Source records:
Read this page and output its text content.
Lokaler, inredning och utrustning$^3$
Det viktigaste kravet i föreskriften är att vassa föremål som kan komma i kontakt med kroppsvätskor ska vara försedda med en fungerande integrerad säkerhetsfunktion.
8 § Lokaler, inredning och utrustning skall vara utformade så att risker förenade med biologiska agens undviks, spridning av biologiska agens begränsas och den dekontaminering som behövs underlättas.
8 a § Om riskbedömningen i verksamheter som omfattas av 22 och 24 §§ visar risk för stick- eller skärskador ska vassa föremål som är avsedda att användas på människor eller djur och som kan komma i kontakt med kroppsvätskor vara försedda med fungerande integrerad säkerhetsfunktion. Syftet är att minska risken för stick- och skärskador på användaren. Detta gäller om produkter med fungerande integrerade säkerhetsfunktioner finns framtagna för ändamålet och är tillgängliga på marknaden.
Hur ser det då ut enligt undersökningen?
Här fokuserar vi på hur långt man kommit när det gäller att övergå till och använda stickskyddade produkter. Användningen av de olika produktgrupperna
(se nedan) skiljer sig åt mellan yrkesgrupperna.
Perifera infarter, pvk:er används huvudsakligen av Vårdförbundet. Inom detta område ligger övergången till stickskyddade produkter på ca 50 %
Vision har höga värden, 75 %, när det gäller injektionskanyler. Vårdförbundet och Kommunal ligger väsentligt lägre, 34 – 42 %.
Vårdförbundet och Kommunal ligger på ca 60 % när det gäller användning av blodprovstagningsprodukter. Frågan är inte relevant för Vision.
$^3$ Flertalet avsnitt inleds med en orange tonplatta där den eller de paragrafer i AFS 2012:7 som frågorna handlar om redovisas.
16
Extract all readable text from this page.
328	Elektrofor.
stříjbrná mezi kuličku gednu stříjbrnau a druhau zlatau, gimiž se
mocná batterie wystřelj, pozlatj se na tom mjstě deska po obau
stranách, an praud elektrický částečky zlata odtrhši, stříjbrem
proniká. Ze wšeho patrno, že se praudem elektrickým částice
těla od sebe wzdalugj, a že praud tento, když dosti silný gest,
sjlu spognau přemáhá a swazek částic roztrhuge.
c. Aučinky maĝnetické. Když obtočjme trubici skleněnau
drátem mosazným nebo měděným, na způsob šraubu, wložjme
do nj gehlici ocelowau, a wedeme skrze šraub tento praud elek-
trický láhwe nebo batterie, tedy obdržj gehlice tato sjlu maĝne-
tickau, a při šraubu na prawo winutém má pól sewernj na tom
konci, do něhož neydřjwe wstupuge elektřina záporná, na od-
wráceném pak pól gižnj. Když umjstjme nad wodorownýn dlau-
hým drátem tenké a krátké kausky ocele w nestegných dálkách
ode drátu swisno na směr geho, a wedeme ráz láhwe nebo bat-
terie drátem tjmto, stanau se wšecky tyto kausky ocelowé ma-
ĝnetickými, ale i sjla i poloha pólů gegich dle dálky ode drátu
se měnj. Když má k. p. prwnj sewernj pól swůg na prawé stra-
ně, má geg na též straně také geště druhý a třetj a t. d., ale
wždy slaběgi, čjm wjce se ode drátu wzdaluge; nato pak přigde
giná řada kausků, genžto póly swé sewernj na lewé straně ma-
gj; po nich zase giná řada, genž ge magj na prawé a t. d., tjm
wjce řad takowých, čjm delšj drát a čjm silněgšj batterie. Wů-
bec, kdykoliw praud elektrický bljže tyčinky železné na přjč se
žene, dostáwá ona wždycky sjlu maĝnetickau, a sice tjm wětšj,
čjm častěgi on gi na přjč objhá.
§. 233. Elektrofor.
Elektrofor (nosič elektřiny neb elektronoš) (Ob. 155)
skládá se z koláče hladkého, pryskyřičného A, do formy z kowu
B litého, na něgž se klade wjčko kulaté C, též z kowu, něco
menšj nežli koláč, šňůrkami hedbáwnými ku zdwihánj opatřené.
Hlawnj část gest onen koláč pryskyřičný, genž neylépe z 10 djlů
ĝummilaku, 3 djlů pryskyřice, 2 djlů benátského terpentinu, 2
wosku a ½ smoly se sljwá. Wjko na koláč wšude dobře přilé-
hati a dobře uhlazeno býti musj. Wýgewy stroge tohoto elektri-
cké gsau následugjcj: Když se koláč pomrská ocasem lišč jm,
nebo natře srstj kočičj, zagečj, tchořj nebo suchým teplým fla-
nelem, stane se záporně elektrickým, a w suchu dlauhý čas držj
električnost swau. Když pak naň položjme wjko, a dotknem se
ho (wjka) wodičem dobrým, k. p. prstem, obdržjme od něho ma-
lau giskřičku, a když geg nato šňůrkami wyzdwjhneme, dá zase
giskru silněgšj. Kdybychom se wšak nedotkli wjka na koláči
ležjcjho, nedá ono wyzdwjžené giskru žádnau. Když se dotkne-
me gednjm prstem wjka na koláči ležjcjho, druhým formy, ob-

Work to do: Set out every line from the material that contains the string "fungerande".

Final result:
Det viktigaste kravet i föreskriften är att vassa föremål som kan komma i kontakt med kroppsvätskor ska vara försedda med en fungerande integrerad säkerhetsfunktion.
8 a § Om riskbedömningen i verksamheter som omfattas av 22 och 24 §§ visar risk för stick- eller skärskador ska vassa föremål som är avsedda att användas på människor eller djur och som kan komma i kontakt med kroppsvätskor vara försedda med fungerande integrerad säkerhetsfunktion. Syftet är att minska risken för stick- och skärskador på användaren. Detta gäller om produkter med fungerande integrerade säkerhetsfunktioner finns framtagna för ändamålet och är tillgängliga på marknaden.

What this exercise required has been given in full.